◆ Task description ◆
Copy each line from the records below in which the word "tick" is found.

─── Extracted material

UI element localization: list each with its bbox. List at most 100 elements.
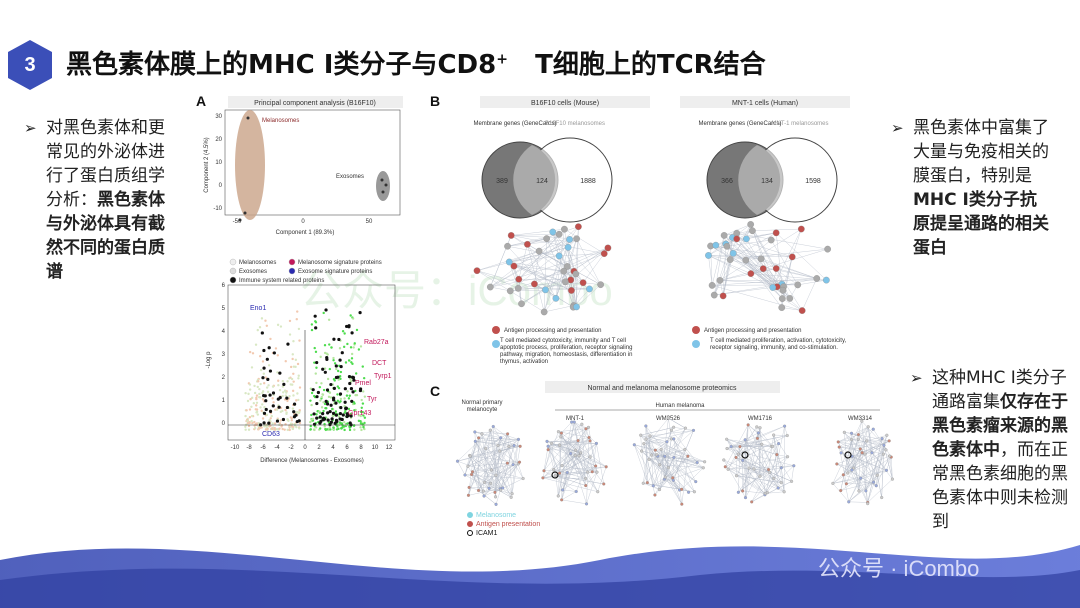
network-edge: [641, 450, 698, 463]
network-node: [792, 464, 796, 468]
network-edge: [838, 441, 886, 451]
point: [337, 386, 341, 390]
point: [328, 343, 331, 346]
network-edge: [586, 472, 598, 504]
figure-text: Melanosomes: [262, 118, 299, 124]
point: [338, 347, 342, 350]
point: [244, 414, 247, 418]
network-node: [750, 500, 754, 504]
protein-label: Eno1: [250, 305, 266, 312]
point: [327, 395, 331, 399]
point: [291, 389, 295, 393]
point: [315, 413, 318, 416]
tick-label: 10: [372, 445, 379, 451]
sample-label: MNT-1: [566, 416, 585, 422]
tick-label: 6: [222, 283, 226, 289]
point: [340, 351, 344, 355]
point: [298, 408, 301, 412]
network-node: [559, 431, 563, 435]
network-node: [550, 441, 554, 445]
network-node: [860, 451, 864, 455]
point: [336, 425, 339, 428]
network-edge: [474, 431, 508, 435]
network-edge: [665, 476, 682, 490]
network-edge: [752, 230, 778, 287]
point: [297, 411, 300, 415]
network-node: [666, 466, 670, 470]
point: [247, 392, 250, 396]
network-node: [772, 265, 780, 272]
network-edge: [659, 428, 686, 465]
figure-text: ICAM1: [476, 530, 498, 537]
network-node: [494, 495, 498, 499]
network-node: [590, 470, 594, 474]
point: [298, 427, 301, 430]
network-edge: [545, 247, 569, 290]
network-node: [846, 471, 850, 475]
point: [322, 401, 325, 404]
point: [246, 419, 249, 423]
network-node: [594, 441, 598, 445]
network-node: [782, 490, 786, 494]
venn-overlap: [738, 145, 781, 215]
point: [349, 387, 354, 391]
point: [268, 369, 273, 373]
point: [313, 346, 316, 350]
point: [353, 428, 356, 431]
legend-swatch: [692, 326, 700, 334]
network-node: [569, 451, 573, 456]
point: [248, 383, 252, 386]
network-edge: [886, 457, 892, 471]
point: [292, 402, 297, 406]
network-edge: [497, 433, 508, 446]
network-node: [524, 240, 531, 248]
point: [355, 393, 359, 397]
network-edge: [776, 268, 817, 279]
network-node: [743, 438, 747, 442]
network-edge: [712, 278, 817, 286]
point: [348, 394, 352, 397]
network-edge: [563, 271, 584, 283]
legend-swatch: [467, 521, 473, 527]
point: [321, 412, 325, 416]
point: [297, 377, 300, 380]
network-node: [586, 285, 593, 293]
figure-text: B16F10 melanosomes: [545, 121, 605, 127]
figure-text: Human melanoma: [655, 403, 705, 409]
bullet-text: ，而在正常黑色素细胞的黑色素体中则未检测到: [932, 440, 1068, 532]
network-node: [741, 458, 745, 462]
network-node: [749, 227, 756, 235]
bullet-bold: 仅存在于黑色素瘤来源的黑色素体中: [932, 392, 1068, 460]
network-node: [542, 469, 546, 473]
point: [325, 402, 330, 406]
network-edge: [649, 430, 694, 437]
network-node: [505, 258, 513, 266]
point: [256, 413, 260, 416]
network-edge: [564, 229, 605, 254]
point: [286, 342, 290, 346]
network-edge: [478, 437, 519, 440]
network-node: [850, 468, 854, 472]
point: [265, 386, 269, 389]
network-node: [640, 449, 644, 453]
network-edge: [719, 268, 764, 281]
point: [253, 384, 256, 388]
point: [298, 386, 302, 389]
point: [277, 383, 280, 387]
network-node: [743, 235, 750, 243]
legend-text: T cell mediated cytotoxicity, immunity a…: [500, 338, 633, 365]
figure-text: Component 2 (4.5%): [204, 137, 210, 192]
network-node: [515, 275, 523, 283]
point: [256, 328, 259, 332]
network-edge: [558, 472, 568, 497]
point: [247, 424, 251, 428]
point: [285, 391, 288, 394]
network-edge: [513, 266, 519, 289]
network-edge: [759, 443, 779, 477]
point: [332, 426, 335, 429]
point: [255, 396, 258, 400]
network-edge: [708, 255, 793, 258]
network-edge: [495, 451, 500, 497]
network-edge: [561, 433, 607, 467]
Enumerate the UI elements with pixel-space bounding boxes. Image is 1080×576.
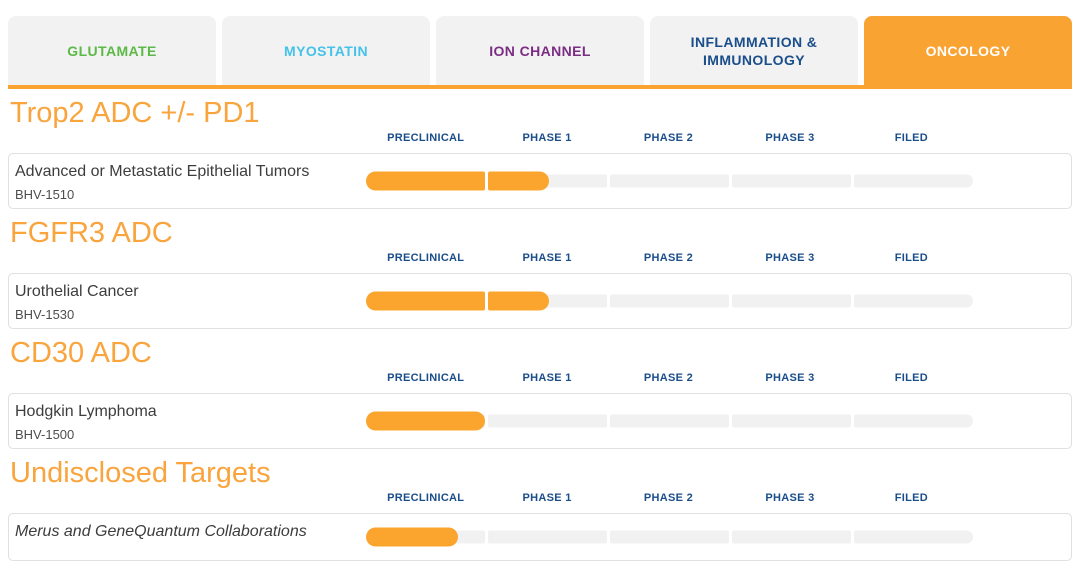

──────

◆ Finished exercise ◆
tick-label: 10: [372, 445, 379, 451]
tick-label: 6: [222, 283, 226, 289]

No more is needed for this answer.